[Figure collection entries]
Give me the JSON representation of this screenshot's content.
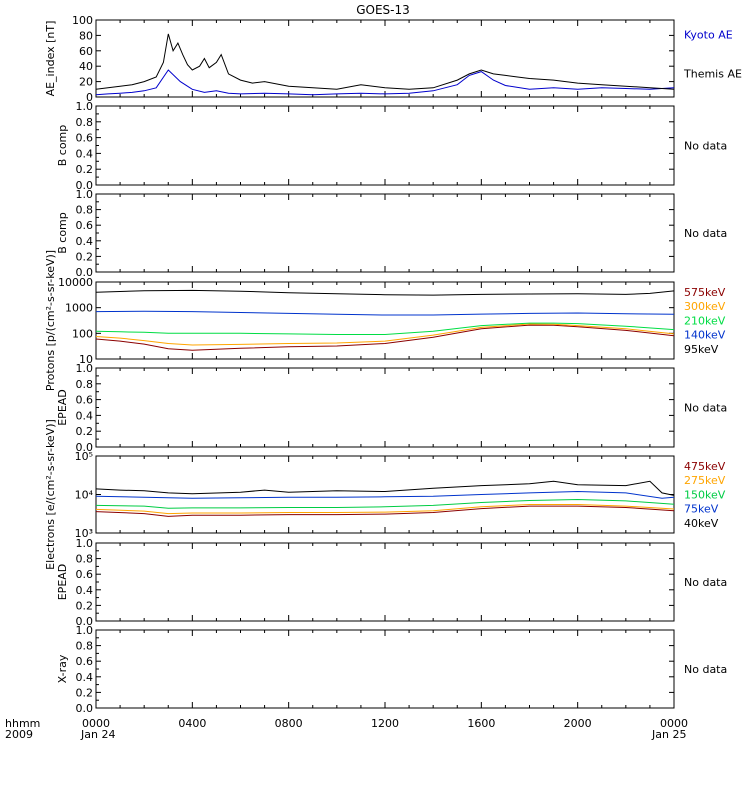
{
  "title": "GOES-13",
  "colors": {
    "kyoto": "#0000cc",
    "themis": "#000000",
    "p575": "#8b0000",
    "p300": "#ffa500",
    "p210": "#00dd44",
    "p140": "#0033cc",
    "p95": "#000000",
    "e475": "#8b0000",
    "e275": "#ffa500",
    "e150": "#00cc44",
    "e75": "#0033cc",
    "e40": "#000000"
  },
  "xaxis": {
    "corner_top": "hhmm",
    "corner_bottom": "2009",
    "ticks": [
      "0000",
      "0400",
      "0800",
      "1200",
      "1600",
      "2000",
      "0000"
    ],
    "date_start": "Jan 24",
    "date_end": "Jan 25"
  },
  "chart_data": [
    {
      "type": "line",
      "panel": "ae_index",
      "ylabel": "AE_index [nT]",
      "ylim": [
        0,
        100
      ],
      "yticks": [
        "0",
        "20",
        "40",
        "60",
        "80",
        "100"
      ],
      "series": [
        {
          "name": "Kyoto AE",
          "x": [
            0,
            0.5,
            1,
            1.5,
            2,
            2.5,
            3,
            3.5,
            4,
            4.5,
            5,
            5.5,
            6,
            7,
            8,
            9,
            10,
            11,
            12,
            13,
            14,
            15,
            15.5,
            16,
            16.5,
            17,
            18,
            19,
            20,
            21,
            22,
            23,
            24
          ],
          "y": [
            3,
            4,
            5,
            6,
            8,
            12,
            35,
            20,
            10,
            6,
            8,
            5,
            4,
            5,
            4,
            3,
            4,
            5,
            4,
            5,
            8,
            16,
            28,
            33,
            22,
            15,
            10,
            12,
            10,
            12,
            11,
            10,
            12
          ]
        },
        {
          "name": "Themis AE",
          "x": [
            0,
            0.5,
            1,
            1.5,
            2,
            2.5,
            2.8,
            3,
            3.2,
            3.4,
            3.6,
            3.8,
            4,
            4.3,
            4.5,
            4.7,
            5,
            5.2,
            5.5,
            6,
            6.5,
            7,
            8,
            9,
            10,
            11,
            12,
            13,
            14,
            15,
            15.5,
            16,
            16.5,
            17,
            17.5,
            18,
            19,
            20,
            21,
            22,
            23,
            24
          ],
          "y": [
            10,
            12,
            14,
            16,
            20,
            26,
            45,
            82,
            60,
            70,
            55,
            42,
            35,
            40,
            50,
            38,
            45,
            55,
            30,
            22,
            18,
            20,
            14,
            12,
            10,
            16,
            12,
            10,
            12,
            22,
            30,
            35,
            30,
            28,
            26,
            24,
            22,
            18,
            16,
            14,
            12,
            10
          ]
        }
      ]
    },
    {
      "type": "line",
      "panel": "b_comp_1",
      "ylabel": "B comp",
      "ylim": [
        0,
        1
      ],
      "yticks": [
        "0.0",
        "0.2",
        "0.4",
        "0.6",
        "0.8",
        "1.0"
      ],
      "status": "No data",
      "series": []
    },
    {
      "type": "line",
      "panel": "b_comp_2",
      "ylabel": "B comp",
      "ylim": [
        0,
        1
      ],
      "yticks": [
        "0.0",
        "0.2",
        "0.4",
        "0.6",
        "0.8",
        "1.0"
      ],
      "status": "No data",
      "series": []
    },
    {
      "type": "line",
      "panel": "protons",
      "ylabel": "Protons [p/(cm²-s-sr-keV)]",
      "yscale": "log",
      "ylim": [
        10,
        10000
      ],
      "yticks": [
        "10",
        "100",
        "1000",
        "10000"
      ],
      "series": [
        {
          "name": "575keV",
          "x": [
            0,
            1,
            2,
            3,
            4,
            6,
            8,
            10,
            12,
            14,
            16,
            18,
            19,
            20,
            22,
            24
          ],
          "y": [
            60,
            50,
            38,
            25,
            22,
            26,
            30,
            32,
            40,
            70,
            150,
            210,
            205,
            180,
            130,
            80
          ]
        },
        {
          "name": "300keV",
          "x": [
            0,
            1,
            2,
            3,
            4,
            6,
            8,
            10,
            12,
            14,
            16,
            18,
            19,
            20,
            22,
            24
          ],
          "y": [
            75,
            65,
            52,
            40,
            35,
            37,
            40,
            42,
            50,
            85,
            170,
            230,
            225,
            200,
            150,
            95
          ]
        },
        {
          "name": "210keV",
          "x": [
            0,
            1,
            2,
            3,
            4,
            6,
            8,
            10,
            12,
            14,
            16,
            18,
            19,
            20,
            22,
            24
          ],
          "y": [
            120,
            115,
            110,
            100,
            100,
            100,
            95,
            90,
            90,
            120,
            200,
            250,
            250,
            240,
            190,
            140
          ]
        },
        {
          "name": "140keV",
          "x": [
            0,
            2,
            4,
            6,
            8,
            10,
            12,
            14,
            16,
            18,
            20,
            22,
            24
          ],
          "y": [
            700,
            720,
            700,
            650,
            600,
            550,
            520,
            520,
            560,
            600,
            620,
            580,
            550
          ]
        },
        {
          "name": "95keV",
          "x": [
            0,
            2,
            4,
            6,
            8,
            10,
            12,
            14,
            16,
            18,
            20,
            22,
            23,
            24
          ],
          "y": [
            4000,
            4600,
            4700,
            4400,
            3800,
            3500,
            3200,
            3100,
            3300,
            3400,
            3500,
            3300,
            3600,
            4500
          ]
        }
      ]
    },
    {
      "type": "line",
      "panel": "epead_1",
      "ylabel": "EPEAD",
      "ylim": [
        0,
        1
      ],
      "yticks": [
        "0.0",
        "0.2",
        "0.4",
        "0.6",
        "0.8",
        "1.0"
      ],
      "status": "No data",
      "series": []
    },
    {
      "type": "line",
      "panel": "electrons",
      "ylabel": "Electrons [e/(cm²-s-sr-keV)]",
      "yscale": "log",
      "ylim": [
        1000,
        100000
      ],
      "yticks": [
        "10³",
        "10⁴",
        "10⁵"
      ],
      "series": [
        {
          "name": "475keV",
          "x": [
            0,
            2,
            3,
            4,
            6,
            8,
            10,
            12,
            14,
            16,
            18,
            20,
            22,
            24
          ],
          "y": [
            3600,
            3200,
            2700,
            2900,
            2900,
            3000,
            3000,
            3100,
            3400,
            4300,
            5000,
            5000,
            4600,
            3800
          ]
        },
        {
          "name": "275keV",
          "x": [
            0,
            2,
            3,
            4,
            6,
            8,
            10,
            12,
            14,
            16,
            18,
            20,
            22,
            24
          ],
          "y": [
            4100,
            3700,
            3200,
            3300,
            3300,
            3400,
            3400,
            3500,
            3800,
            4800,
            5500,
            5500,
            5000,
            4200
          ]
        },
        {
          "name": "150keV",
          "x": [
            0,
            2,
            3,
            4,
            6,
            8,
            10,
            12,
            14,
            16,
            18,
            20,
            22,
            24
          ],
          "y": [
            5200,
            5000,
            4400,
            4500,
            4500,
            4600,
            4600,
            4800,
            5200,
            6200,
            7000,
            7400,
            6800,
            5600
          ]
        },
        {
          "name": "75keV",
          "x": [
            0,
            2,
            4,
            6,
            8,
            10,
            12,
            14,
            16,
            18,
            20,
            22,
            23.5,
            24
          ],
          "y": [
            9000,
            8500,
            8000,
            8200,
            8500,
            8500,
            8700,
            9000,
            10000,
            11000,
            12000,
            11000,
            8000,
            8500
          ]
        },
        {
          "name": "40keV",
          "x": [
            0,
            1,
            2,
            3,
            4,
            6,
            7,
            8,
            10,
            12,
            14,
            16,
            18,
            19,
            20,
            22,
            23,
            23.5,
            24
          ],
          "y": [
            14000,
            13000,
            12500,
            11000,
            10500,
            11500,
            13000,
            11500,
            12500,
            12000,
            14500,
            17000,
            19000,
            22000,
            18000,
            17000,
            22000,
            11000,
            9500
          ]
        }
      ]
    },
    {
      "type": "line",
      "panel": "epead_2",
      "ylabel": "EPEAD",
      "ylim": [
        0,
        1
      ],
      "yticks": [
        "0.0",
        "0.2",
        "0.4",
        "0.6",
        "0.8",
        "1.0"
      ],
      "status": "No data",
      "series": []
    },
    {
      "type": "line",
      "panel": "xray",
      "ylabel": "X-ray",
      "ylim": [
        0,
        1
      ],
      "yticks": [
        "0.0",
        "0.2",
        "0.4",
        "0.6",
        "0.8",
        "1.0"
      ],
      "status": "No data",
      "series": []
    }
  ]
}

**STATED PROBLEM:** Every line above that contains the word "ylabel" should be reported.

**SOLVED EXERCISE:**
      "ylabel": "AE_index [nT]",
      "ylabel": "B comp",
      "ylabel": "B comp",
      "ylabel": "Protons [p/(cm²-s-sr-keV)]",
      "ylabel": "EPEAD",
      "ylabel": "Electrons [e/(cm²-s-sr-keV)]",
      "ylabel": "EPEAD",
      "ylabel": "X-ray",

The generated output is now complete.